■ Supplied entries:
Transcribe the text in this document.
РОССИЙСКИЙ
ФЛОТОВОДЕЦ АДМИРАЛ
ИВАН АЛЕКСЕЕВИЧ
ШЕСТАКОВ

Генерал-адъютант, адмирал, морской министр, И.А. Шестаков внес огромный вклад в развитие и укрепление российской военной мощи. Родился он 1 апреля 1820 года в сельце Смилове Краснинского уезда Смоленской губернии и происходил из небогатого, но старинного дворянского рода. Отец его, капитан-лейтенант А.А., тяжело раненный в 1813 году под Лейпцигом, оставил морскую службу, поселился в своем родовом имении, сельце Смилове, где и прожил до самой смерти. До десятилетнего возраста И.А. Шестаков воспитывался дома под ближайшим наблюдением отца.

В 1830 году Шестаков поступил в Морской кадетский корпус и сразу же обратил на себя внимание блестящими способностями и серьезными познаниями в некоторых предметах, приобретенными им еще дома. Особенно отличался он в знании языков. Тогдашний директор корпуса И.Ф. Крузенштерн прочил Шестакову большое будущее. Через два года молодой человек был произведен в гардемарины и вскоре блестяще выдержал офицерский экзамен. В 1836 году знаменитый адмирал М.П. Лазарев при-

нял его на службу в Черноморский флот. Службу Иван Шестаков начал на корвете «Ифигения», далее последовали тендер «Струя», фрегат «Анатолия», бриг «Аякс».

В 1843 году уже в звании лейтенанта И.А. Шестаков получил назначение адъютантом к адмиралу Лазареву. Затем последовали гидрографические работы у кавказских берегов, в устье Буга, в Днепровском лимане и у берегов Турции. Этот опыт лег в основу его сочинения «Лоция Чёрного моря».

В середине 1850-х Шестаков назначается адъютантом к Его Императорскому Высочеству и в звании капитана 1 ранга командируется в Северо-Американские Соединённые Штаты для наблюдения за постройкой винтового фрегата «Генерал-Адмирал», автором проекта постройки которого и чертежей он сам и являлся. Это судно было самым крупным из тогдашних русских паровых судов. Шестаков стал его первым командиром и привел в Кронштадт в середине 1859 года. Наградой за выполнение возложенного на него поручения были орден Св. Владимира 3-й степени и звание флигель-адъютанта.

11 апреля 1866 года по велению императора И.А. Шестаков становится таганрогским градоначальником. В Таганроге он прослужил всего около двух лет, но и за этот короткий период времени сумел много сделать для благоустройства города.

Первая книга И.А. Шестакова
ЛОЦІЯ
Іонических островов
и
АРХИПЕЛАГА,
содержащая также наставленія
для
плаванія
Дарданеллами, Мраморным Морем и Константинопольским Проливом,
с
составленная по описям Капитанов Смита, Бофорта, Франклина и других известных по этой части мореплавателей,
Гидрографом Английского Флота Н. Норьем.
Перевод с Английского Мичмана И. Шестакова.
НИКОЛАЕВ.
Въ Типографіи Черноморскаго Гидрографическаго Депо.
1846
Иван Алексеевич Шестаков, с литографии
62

■ Exercise goal: Copy every line in the listing above where the string "последовали" turns up.

■ Response to the exercise:
нял его на службу в Черноморский флот. Службу Иван Шестаков начал на корвете «Ифигения», далее последовали тендер «Струя», фрегат «Анатолия», бриг «Аякс».
В 1843 году уже в звании лейтенанта И.А. Шестаков получил назначение адъютантом к адмиралу Лазареву. Затем последовали гидрографические работы у кавказских берегов, в устье Буга, в Днепровском лимане и у берегов Турции. Этот опыт лег в основу его сочинения «Лоция Чёрного моря».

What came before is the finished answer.